━━━━━ MATERIAL TO PROCESS ━━━━━
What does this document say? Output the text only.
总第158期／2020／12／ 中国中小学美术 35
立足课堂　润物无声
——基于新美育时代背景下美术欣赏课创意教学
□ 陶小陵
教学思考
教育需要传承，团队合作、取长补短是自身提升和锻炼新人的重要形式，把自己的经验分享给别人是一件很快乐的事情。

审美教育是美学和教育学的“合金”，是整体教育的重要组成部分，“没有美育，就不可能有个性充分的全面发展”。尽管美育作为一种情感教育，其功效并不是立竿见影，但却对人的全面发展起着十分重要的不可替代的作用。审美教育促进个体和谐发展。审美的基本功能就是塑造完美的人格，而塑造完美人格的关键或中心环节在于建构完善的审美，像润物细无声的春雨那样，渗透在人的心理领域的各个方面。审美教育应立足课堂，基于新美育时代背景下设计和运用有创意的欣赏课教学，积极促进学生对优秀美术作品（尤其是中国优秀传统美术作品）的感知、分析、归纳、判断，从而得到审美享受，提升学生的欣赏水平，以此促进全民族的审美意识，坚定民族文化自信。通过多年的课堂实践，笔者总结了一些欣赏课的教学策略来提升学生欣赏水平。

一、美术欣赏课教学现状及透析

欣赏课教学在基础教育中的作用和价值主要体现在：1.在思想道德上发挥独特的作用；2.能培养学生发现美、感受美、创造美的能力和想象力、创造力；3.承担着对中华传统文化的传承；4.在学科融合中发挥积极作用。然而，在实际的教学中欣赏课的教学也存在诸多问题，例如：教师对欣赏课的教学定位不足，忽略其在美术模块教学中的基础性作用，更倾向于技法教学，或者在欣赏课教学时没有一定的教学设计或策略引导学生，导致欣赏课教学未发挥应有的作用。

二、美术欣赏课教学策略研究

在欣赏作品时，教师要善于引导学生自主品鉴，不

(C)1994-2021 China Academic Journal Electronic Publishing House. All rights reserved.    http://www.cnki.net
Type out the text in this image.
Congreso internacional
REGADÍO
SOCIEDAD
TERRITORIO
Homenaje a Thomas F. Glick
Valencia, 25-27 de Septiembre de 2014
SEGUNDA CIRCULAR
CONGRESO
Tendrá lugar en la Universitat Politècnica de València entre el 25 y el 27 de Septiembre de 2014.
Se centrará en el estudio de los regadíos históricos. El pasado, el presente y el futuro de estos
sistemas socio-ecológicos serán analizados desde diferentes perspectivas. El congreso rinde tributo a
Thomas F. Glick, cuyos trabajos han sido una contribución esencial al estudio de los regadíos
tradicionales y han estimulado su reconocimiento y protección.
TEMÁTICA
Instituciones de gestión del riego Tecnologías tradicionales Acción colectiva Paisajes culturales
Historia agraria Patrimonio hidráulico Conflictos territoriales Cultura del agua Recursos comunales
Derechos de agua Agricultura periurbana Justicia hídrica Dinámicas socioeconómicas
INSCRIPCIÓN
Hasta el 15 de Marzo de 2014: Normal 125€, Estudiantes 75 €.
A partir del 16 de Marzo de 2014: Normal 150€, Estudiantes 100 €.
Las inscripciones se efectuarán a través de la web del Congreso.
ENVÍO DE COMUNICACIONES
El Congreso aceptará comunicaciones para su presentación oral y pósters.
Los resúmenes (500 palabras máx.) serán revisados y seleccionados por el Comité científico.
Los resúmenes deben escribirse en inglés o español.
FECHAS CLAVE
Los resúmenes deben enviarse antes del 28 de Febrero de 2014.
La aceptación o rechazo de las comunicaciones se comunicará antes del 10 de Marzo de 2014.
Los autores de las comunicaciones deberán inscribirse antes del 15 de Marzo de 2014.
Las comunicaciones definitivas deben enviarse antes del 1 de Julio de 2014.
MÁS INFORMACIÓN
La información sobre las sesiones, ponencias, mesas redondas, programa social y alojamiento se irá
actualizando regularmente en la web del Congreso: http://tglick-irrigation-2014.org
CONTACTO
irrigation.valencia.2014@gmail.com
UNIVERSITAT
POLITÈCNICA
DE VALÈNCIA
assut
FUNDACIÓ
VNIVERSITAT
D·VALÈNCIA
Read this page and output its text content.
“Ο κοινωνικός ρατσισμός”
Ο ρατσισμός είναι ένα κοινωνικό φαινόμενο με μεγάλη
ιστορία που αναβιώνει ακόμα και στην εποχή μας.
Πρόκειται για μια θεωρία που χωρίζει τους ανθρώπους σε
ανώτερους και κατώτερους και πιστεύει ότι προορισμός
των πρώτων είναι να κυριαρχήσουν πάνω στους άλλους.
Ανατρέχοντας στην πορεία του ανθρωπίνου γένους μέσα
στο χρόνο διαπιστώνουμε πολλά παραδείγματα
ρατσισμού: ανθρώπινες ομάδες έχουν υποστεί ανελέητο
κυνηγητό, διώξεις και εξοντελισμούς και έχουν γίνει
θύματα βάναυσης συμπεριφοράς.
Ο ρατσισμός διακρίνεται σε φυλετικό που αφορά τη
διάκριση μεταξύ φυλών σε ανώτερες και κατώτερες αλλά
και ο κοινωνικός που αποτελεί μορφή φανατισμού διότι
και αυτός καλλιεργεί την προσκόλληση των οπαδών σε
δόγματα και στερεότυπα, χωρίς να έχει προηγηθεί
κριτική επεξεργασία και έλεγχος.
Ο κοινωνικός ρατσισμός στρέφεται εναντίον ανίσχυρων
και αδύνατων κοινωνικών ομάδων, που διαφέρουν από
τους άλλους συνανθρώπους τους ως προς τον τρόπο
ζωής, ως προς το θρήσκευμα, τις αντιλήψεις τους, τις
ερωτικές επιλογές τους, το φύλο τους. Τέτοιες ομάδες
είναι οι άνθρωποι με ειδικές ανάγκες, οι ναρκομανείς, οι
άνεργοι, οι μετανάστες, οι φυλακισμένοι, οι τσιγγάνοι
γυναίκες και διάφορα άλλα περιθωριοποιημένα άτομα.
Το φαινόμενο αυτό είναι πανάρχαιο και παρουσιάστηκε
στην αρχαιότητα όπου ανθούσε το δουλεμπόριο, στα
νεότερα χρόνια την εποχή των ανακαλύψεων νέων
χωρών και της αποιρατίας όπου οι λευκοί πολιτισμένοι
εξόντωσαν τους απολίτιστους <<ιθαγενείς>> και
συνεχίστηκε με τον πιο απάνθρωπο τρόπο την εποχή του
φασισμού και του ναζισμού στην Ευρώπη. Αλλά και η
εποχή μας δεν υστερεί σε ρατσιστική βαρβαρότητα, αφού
━━━━━
Say how many lines in the listing above include "είναι". Give nothing but the number.

▶ [ANSWER BELOW]:
4